- **TASK INSTRUCTIONS**: The entries are to be returned exactly, with images left out.

== RECORDED INFORMATION ==

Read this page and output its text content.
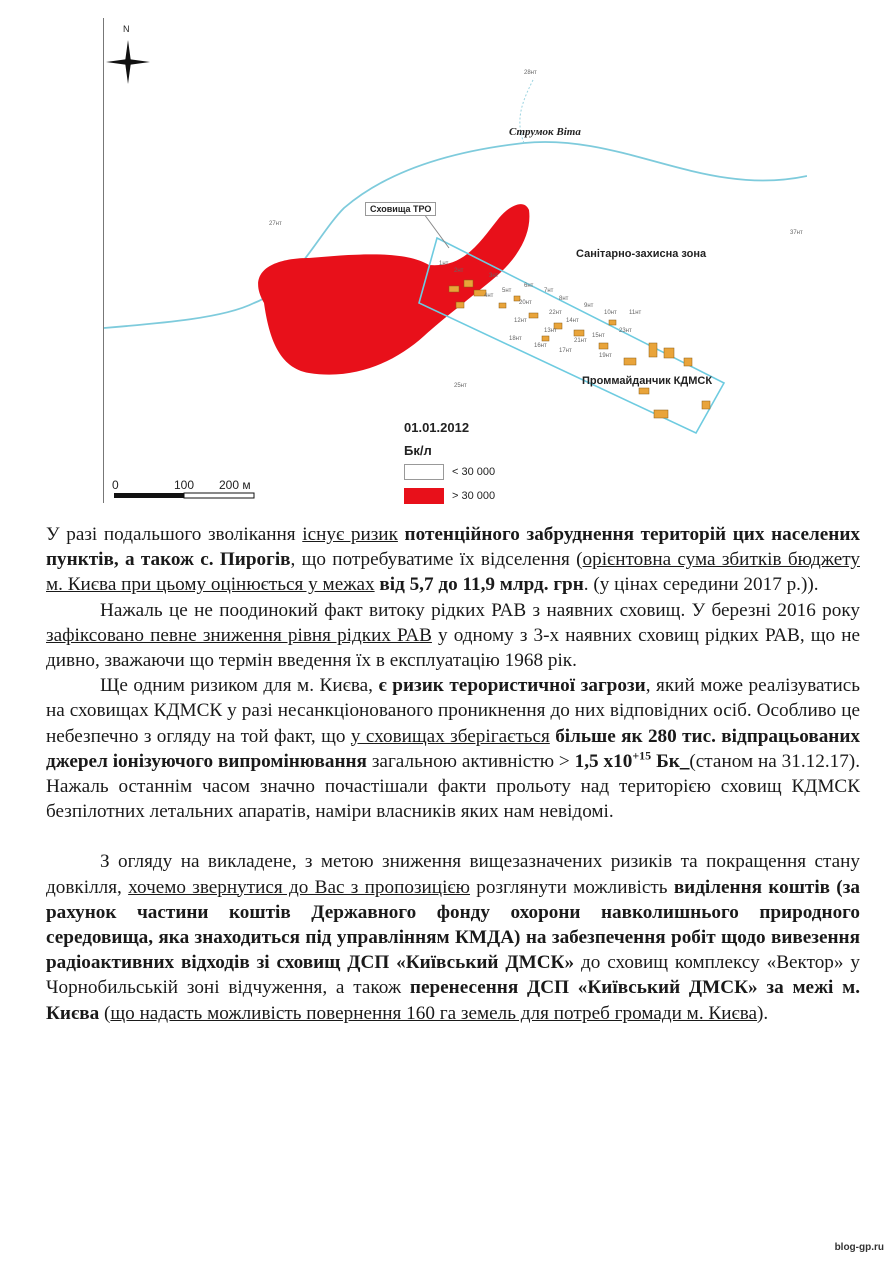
N
Струмок Віта
Сховища ТРО
Санітарно-захисна зона
Проммайданчик КДМСК
28нт
27нт
37нт
25нт
1нт
2нт
3нт
4нт
5нт
6нт
7нт
8нт
9нт
10нт 11нт
12нт
13нт
14нт
15нт
16нт
17нт
18нт
19нт
20нт
21нт
22нт
23нт
01.01.2012
Бк/л
< 30 000
> 30 000
0	100 200 м

У разі подальшого зволікання існує ризик потенційного забруднення територій цих населених пунктів, а також с. Пирогів, що потребуватиме їх відселення (орієнтовна сума збитків бюджету м. Києва при цьому оцінюється у межах від 5,7 до 11,9 млрд. грн. (у цінах середини 2017 р.)).

Нажаль це не поодинокий факт витоку рідких РАВ з наявних сховищ. У березні 2016 року зафіксовано певне зниження рівня рідких РАВ у одному з 3-х наявних сховищ рідких РАВ, що не дивно, зважаючи що термін введення їх в експлуатацію 1968 рік.

Ще одним ризиком для м. Києва, є ризик терористичної загрози, який може реалізуватись на сховищах КДМСК у разі несанкціонованого проникнення до них відповідних осіб. Особливо це небезпечно з огляду на той факт, що у сховищах зберігається більше як 280 тис. відпрацьованих джерел іонізуючого випромінювання загальною активністю > 1,5 $х10^{+15}$ Бк_(станом на 31.12.17). Нажаль останнім часом значно почастішали факти прольоту над територією сховищ КДМСК безпілотних летальних апаратів, наміри власників яких нам невідомі.

З огляду на викладене, з метою зниження вищезазначених ризиків та покращення стану довкілля, хочемо звернутися до Вас з пропозицією розглянути можливість виділення коштів (за рахунок частини коштів Державного фонду охорони навколишнього природного середовища, яка знаходиться під управлінням КМДА) на забезпечення робіт щодо вивезення радіоактивних відходів зі сховищ ДСП «Київський ДМСК» до сховищ комплексу «Вектор» у Чорнобильській зоні відчуження, а також перенесення ДСП «Київський ДМСК» за межі м. Києва (що надасть можливість повернення 160 га земель для потреб громади м. Києва).

blog-gp.ru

===

- **THE SOLUTION**:
Read this page and output its text content.
N
Струмок Віта
Сховища ТРО
Санітарно-захисна зона
Проммайданчик КДМСК
28нт
27нт
37нт
25нт
1нт
2нт
3нт
4нт
5нт
6нт
7нт
8нт
9нт
10нт 11нт
12нт
13нт
14нт
15нт
16нт
17нт
18нт
19нт
20нт
21нт
22нт
23нт
01.01.2012
Бк/л
< 30 000
> 30 000
0	100 200 м

У разі подальшого зволікання існує ризик потенційного забруднення територій цих населених пунктів, а також с. Пирогів, що потребуватиме їх відселення (орієнтовна сума збитків бюджету м. Києва при цьому оцінюється у межах від 5,7 до 11,9 млрд. грн. (у цінах середини 2017 р.)).

Нажаль це не поодинокий факт витоку рідких РАВ з наявних сховищ. У березні 2016 року зафіксовано певне зниження рівня рідких РАВ у одному з 3-х наявних сховищ рідких РАВ, що не дивно, зважаючи що термін введення їх в експлуатацію 1968 рік.

Ще одним ризиком для м. Києва, є ризик терористичної загрози, який може реалізуватись на сховищах КДМСК у разі несанкціонованого проникнення до них відповідних осіб. Особливо це небезпечно з огляду на той факт, що у сховищах зберігається більше як 280 тис. відпрацьованих джерел іонізуючого випромінювання загальною активністю > 1,5 $х10^{+15}$ Бк_(станом на 31.12.17). Нажаль останнім часом значно почастішали факти прольоту над територією сховищ КДМСК безпілотних летальних апаратів, наміри власників яких нам невідомі.

З огляду на викладене, з метою зниження вищезазначених ризиків та покращення стану довкілля, хочемо звернутися до Вас з пропозицією розглянути можливість виділення коштів (за рахунок частини коштів Державного фонду охорони навколишнього природного середовища, яка знаходиться під управлінням КМДА) на забезпечення робіт щодо вивезення радіоактивних відходів зі сховищ ДСП «Київський ДМСК» до сховищ комплексу «Вектор» у Чорнобильській зоні відчуження, а також перенесення ДСП «Київський ДМСК» за межі м. Києва (що надасть можливість повернення 160 га земель для потреб громади м. Києва).

blog-gp.ru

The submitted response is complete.